Aim of the exercise: Output every entry exactly as given.

-=-=-

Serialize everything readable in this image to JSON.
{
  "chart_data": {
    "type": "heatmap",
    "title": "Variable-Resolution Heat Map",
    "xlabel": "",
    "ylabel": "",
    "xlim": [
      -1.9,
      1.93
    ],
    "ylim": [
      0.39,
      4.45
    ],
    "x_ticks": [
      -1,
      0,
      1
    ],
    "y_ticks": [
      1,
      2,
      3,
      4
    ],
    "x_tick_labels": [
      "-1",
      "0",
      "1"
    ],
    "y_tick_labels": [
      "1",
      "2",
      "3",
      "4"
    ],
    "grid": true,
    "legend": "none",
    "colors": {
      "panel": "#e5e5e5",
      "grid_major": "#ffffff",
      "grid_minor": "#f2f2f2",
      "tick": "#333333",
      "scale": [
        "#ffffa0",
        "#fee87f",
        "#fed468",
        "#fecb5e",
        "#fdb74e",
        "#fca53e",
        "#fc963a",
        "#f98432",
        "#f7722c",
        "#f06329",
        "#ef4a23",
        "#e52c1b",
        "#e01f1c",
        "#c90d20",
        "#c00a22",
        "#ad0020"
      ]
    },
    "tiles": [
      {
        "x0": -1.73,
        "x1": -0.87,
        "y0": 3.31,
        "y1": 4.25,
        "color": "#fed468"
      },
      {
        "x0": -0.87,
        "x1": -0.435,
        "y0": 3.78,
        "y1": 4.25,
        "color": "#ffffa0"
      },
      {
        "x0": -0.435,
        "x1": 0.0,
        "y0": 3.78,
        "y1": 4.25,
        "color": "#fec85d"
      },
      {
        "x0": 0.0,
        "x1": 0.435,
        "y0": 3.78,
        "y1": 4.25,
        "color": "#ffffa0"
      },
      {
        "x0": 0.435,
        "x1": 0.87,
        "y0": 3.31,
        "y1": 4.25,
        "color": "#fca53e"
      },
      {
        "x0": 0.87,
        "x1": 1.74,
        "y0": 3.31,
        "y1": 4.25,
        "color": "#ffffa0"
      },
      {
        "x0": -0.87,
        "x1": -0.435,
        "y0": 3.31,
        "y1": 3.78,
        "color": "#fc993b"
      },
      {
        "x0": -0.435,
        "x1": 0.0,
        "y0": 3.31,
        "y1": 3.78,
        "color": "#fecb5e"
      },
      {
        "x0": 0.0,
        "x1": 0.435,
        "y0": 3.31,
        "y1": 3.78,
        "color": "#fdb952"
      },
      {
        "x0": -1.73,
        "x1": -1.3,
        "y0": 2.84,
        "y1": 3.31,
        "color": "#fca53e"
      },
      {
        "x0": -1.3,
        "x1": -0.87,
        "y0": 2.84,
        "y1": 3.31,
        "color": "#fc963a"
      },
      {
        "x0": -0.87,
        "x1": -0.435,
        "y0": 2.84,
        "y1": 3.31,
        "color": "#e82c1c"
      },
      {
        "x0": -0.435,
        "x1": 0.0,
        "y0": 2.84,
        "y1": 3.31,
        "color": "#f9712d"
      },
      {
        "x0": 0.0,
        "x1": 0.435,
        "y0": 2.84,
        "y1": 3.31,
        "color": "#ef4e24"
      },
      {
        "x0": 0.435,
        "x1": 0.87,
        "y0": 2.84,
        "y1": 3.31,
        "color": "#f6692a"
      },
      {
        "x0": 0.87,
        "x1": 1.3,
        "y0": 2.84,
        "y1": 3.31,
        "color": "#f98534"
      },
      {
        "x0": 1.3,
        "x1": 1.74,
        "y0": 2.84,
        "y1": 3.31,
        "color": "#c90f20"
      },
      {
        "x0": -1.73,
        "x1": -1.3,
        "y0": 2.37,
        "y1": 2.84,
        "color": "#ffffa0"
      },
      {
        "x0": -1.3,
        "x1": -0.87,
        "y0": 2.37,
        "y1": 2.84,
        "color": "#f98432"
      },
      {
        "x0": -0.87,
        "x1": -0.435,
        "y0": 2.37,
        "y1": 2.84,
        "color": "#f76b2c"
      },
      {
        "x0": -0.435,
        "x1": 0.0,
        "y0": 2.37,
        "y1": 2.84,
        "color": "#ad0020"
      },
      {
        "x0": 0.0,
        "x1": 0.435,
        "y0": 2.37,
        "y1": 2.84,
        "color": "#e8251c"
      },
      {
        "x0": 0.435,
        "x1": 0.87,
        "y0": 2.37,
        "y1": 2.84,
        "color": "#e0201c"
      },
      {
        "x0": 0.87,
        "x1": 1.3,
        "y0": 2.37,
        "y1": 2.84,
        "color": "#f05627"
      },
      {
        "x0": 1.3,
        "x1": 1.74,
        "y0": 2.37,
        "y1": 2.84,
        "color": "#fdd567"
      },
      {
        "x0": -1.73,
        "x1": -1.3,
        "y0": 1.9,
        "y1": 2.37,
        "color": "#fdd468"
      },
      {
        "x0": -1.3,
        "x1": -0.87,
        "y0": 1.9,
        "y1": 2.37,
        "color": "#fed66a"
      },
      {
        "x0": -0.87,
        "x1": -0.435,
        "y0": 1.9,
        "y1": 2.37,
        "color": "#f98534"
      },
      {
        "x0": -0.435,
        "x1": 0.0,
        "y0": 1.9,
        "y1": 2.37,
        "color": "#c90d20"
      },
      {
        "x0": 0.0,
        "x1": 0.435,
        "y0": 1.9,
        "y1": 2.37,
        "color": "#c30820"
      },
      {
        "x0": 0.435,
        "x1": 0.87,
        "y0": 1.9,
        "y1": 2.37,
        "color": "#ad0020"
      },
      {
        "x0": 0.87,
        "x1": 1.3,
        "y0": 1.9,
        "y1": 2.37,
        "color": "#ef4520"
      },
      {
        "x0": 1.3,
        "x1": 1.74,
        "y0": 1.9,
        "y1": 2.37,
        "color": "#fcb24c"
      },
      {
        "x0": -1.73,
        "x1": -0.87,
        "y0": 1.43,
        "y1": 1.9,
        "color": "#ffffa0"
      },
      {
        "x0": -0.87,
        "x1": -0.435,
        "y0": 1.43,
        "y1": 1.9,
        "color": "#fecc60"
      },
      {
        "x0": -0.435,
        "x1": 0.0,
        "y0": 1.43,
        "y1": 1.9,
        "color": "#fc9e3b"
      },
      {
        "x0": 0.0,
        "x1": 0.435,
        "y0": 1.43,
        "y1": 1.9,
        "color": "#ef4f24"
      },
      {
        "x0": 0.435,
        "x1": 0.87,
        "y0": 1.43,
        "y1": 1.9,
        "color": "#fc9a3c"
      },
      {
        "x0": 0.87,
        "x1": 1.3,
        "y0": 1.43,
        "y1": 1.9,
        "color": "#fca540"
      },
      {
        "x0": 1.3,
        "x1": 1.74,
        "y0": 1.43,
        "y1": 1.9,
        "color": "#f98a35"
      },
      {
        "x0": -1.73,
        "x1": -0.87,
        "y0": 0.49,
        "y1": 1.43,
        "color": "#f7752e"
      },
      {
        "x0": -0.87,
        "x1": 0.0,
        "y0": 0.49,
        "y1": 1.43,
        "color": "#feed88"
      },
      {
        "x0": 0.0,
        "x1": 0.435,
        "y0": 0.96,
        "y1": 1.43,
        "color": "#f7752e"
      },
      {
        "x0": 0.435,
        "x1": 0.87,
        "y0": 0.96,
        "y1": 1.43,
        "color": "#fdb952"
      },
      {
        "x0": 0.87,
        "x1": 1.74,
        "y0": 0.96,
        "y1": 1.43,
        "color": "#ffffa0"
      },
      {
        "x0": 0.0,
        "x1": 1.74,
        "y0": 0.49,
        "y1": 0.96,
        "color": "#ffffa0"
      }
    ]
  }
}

-=-=-

Result of the task:
Serialize everything readable in this image to JSON.
{
  "chart_data": {
    "type": "heatmap",
    "title": "Variable-Resolution Heat Map",
    "xlabel": "",
    "ylabel": "",
    "xlim": [
      -1.9,
      1.93
    ],
    "ylim": [
      0.39,
      4.45
    ],
    "x_ticks": [
      -1,
      0,
      1
    ],
    "y_ticks": [
      1,
      2,
      3,
      4
    ],
    "x_tick_labels": [
      "-1",
      "0",
      "1"
    ],
    "y_tick_labels": [
      "1",
      "2",
      "3",
      "4"
    ],
    "grid": true,
    "legend": "none",
    "colors": {
      "panel": "#e5e5e5",
      "grid_major": "#ffffff",
      "grid_minor": "#f2f2f2",
      "tick": "#333333",
      "scale": [
        "#ffffa0",
        "#fee87f",
        "#fed468",
        "#fecb5e",
        "#fdb74e",
        "#fca53e",
        "#fc963a",
        "#f98432",
        "#f7722c",
        "#f06329",
        "#ef4a23",
        "#e52c1b",
        "#e01f1c",
        "#c90d20",
        "#c00a22",
        "#ad0020"
      ]
    },
    "tiles": [
      {
        "x0": -1.73,
        "x1": -0.87,
        "y0": 3.31,
        "y1": 4.25,
        "color": "#fed468"
      },
      {
        "x0": -0.87,
        "x1": -0.435,
        "y0": 3.78,
        "y1": 4.25,
        "color": "#ffffa0"
      },
      {
        "x0": -0.435,
        "x1": 0.0,
        "y0": 3.78,
        "y1": 4.25,
        "color": "#fec85d"
      },
      {
        "x0": 0.0,
        "x1": 0.435,
        "y0": 3.78,
        "y1": 4.25,
        "color": "#ffffa0"
      },
      {
        "x0": 0.435,
        "x1": 0.87,
        "y0": 3.31,
        "y1": 4.25,
        "color": "#fca53e"
      },
      {
        "x0": 0.87,
        "x1": 1.74,
        "y0": 3.31,
        "y1": 4.25,
        "color": "#ffffa0"
      },
      {
        "x0": -0.87,
        "x1": -0.435,
        "y0": 3.31,
        "y1": 3.78,
        "color": "#fc993b"
      },
      {
        "x0": -0.435,
        "x1": 0.0,
        "y0": 3.31,
        "y1": 3.78,
        "color": "#fecb5e"
      },
      {
        "x0": 0.0,
        "x1": 0.435,
        "y0": 3.31,
        "y1": 3.78,
        "color": "#fdb952"
      },
      {
        "x0": -1.73,
        "x1": -1.3,
        "y0": 2.84,
        "y1": 3.31,
        "color": "#fca53e"
      },
      {
        "x0": -1.3,
        "x1": -0.87,
        "y0": 2.84,
        "y1": 3.31,
        "color": "#fc963a"
      },
      {
        "x0": -0.87,
        "x1": -0.435,
        "y0": 2.84,
        "y1": 3.31,
        "color": "#e82c1c"
      },
      {
        "x0": -0.435,
        "x1": 0.0,
        "y0": 2.84,
        "y1": 3.31,
        "color": "#f9712d"
      },
      {
        "x0": 0.0,
        "x1": 0.435,
        "y0": 2.84,
        "y1": 3.31,
        "color": "#ef4e24"
      },
      {
        "x0": 0.435,
        "x1": 0.87,
        "y0": 2.84,
        "y1": 3.31,
        "color": "#f6692a"
      },
      {
        "x0": 0.87,
        "x1": 1.3,
        "y0": 2.84,
        "y1": 3.31,
        "color": "#f98534"
      },
      {
        "x0": 1.3,
        "x1": 1.74,
        "y0": 2.84,
        "y1": 3.31,
        "color": "#c90f20"
      },
      {
        "x0": -1.73,
        "x1": -1.3,
        "y0": 2.37,
        "y1": 2.84,
        "color": "#ffffa0"
      },
      {
        "x0": -1.3,
        "x1": -0.87,
        "y0": 2.37,
        "y1": 2.84,
        "color": "#f98432"
      },
      {
        "x0": -0.87,
        "x1": -0.435,
        "y0": 2.37,
        "y1": 2.84,
        "color": "#f76b2c"
      },
      {
        "x0": -0.435,
        "x1": 0.0,
        "y0": 2.37,
        "y1": 2.84,
        "color": "#ad0020"
      },
      {
        "x0": 0.0,
        "x1": 0.435,
        "y0": 2.37,
        "y1": 2.84,
        "color": "#e8251c"
      },
      {
        "x0": 0.435,
        "x1": 0.87,
        "y0": 2.37,
        "y1": 2.84,
        "color": "#e0201c"
      },
      {
        "x0": 0.87,
        "x1": 1.3,
        "y0": 2.37,
        "y1": 2.84,
        "color": "#f05627"
      },
      {
        "x0": 1.3,
        "x1": 1.74,
        "y0": 2.37,
        "y1": 2.84,
        "color": "#fdd567"
      },
      {
        "x0": -1.73,
        "x1": -1.3,
        "y0": 1.9,
        "y1": 2.37,
        "color": "#fdd468"
      },
      {
        "x0": -1.3,
        "x1": -0.87,
        "y0": 1.9,
        "y1": 2.37,
        "color": "#fed66a"
      },
      {
        "x0": -0.87,
        "x1": -0.435,
        "y0": 1.9,
        "y1": 2.37,
        "color": "#f98534"
      },
      {
        "x0": -0.435,
        "x1": 0.0,
        "y0": 1.9,
        "y1": 2.37,
        "color": "#c90d20"
      },
      {
        "x0": 0.0,
        "x1": 0.435,
        "y0": 1.9,
        "y1": 2.37,
        "color": "#c30820"
      },
      {
        "x0": 0.435,
        "x1": 0.87,
        "y0": 1.9,
        "y1": 2.37,
        "color": "#ad0020"
      },
      {
        "x0": 0.87,
        "x1": 1.3,
        "y0": 1.9,
        "y1": 2.37,
        "color": "#ef4520"
      },
      {
        "x0": 1.3,
        "x1": 1.74,
        "y0": 1.9,
        "y1": 2.37,
        "color": "#fcb24c"
      },
      {
        "x0": -1.73,
        "x1": -0.87,
        "y0": 1.43,
        "y1": 1.9,
        "color": "#ffffa0"
      },
      {
        "x0": -0.87,
        "x1": -0.435,
        "y0": 1.43,
        "y1": 1.9,
        "color": "#fecc60"
      },
      {
        "x0": -0.435,
        "x1": 0.0,
        "y0": 1.43,
        "y1": 1.9,
        "color": "#fc9e3b"
      },
      {
        "x0": 0.0,
        "x1": 0.435,
        "y0": 1.43,
        "y1": 1.9,
        "color": "#ef4f24"
      },
      {
        "x0": 0.435,
        "x1": 0.87,
        "y0": 1.43,
        "y1": 1.9,
        "color": "#fc9a3c"
      },
      {
        "x0": 0.87,
        "x1": 1.3,
        "y0": 1.43,
        "y1": 1.9,
        "color": "#fca540"
      },
      {
        "x0": 1.3,
        "x1": 1.74,
        "y0": 1.43,
        "y1": 1.9,
        "color": "#f98a35"
      },
      {
        "x0": -1.73,
        "x1": -0.87,
        "y0": 0.49,
        "y1": 1.43,
        "color": "#f7752e"
      },
      {
        "x0": -0.87,
        "x1": 0.0,
        "y0": 0.49,
        "y1": 1.43,
        "color": "#feed88"
      },
      {
        "x0": 0.0,
        "x1": 0.435,
        "y0": 0.96,
        "y1": 1.43,
        "color": "#f7752e"
      },
      {
        "x0": 0.435,
        "x1": 0.87,
        "y0": 0.96,
        "y1": 1.43,
        "color": "#fdb952"
      },
      {
        "x0": 0.87,
        "x1": 1.74,
        "y0": 0.96,
        "y1": 1.43,
        "color": "#ffffa0"
      },
      {
        "x0": 0.0,
        "x1": 1.74,
        "y0": 0.49,
        "y1": 0.96,
        "color": "#ffffa0"
      }
    ]
  }
}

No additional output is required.